*INSTRUCTIONS FOR THE TASK*
Find every line with the word "boundary". Copy those lines.

*GIVEN DATA*
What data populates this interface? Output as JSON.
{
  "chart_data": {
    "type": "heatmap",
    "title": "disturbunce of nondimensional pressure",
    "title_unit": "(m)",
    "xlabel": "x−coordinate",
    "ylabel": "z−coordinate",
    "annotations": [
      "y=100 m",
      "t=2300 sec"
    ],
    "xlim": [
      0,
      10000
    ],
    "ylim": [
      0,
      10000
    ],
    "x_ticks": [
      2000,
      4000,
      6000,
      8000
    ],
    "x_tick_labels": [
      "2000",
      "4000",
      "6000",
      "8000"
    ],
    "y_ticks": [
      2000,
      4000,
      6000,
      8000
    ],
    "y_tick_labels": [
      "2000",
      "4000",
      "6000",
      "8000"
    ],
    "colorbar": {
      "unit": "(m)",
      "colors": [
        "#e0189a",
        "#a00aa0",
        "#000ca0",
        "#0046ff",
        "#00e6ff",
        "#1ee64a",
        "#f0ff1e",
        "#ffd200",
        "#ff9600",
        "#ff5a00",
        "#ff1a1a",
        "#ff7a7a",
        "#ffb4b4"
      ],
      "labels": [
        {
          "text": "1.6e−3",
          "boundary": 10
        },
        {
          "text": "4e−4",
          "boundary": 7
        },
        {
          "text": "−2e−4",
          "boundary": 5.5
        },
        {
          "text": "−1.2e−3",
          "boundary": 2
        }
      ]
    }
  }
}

*THE RESULT*
          "boundary": 10
          "boundary": 7
          "boundary": 5.5
          "boundary": 2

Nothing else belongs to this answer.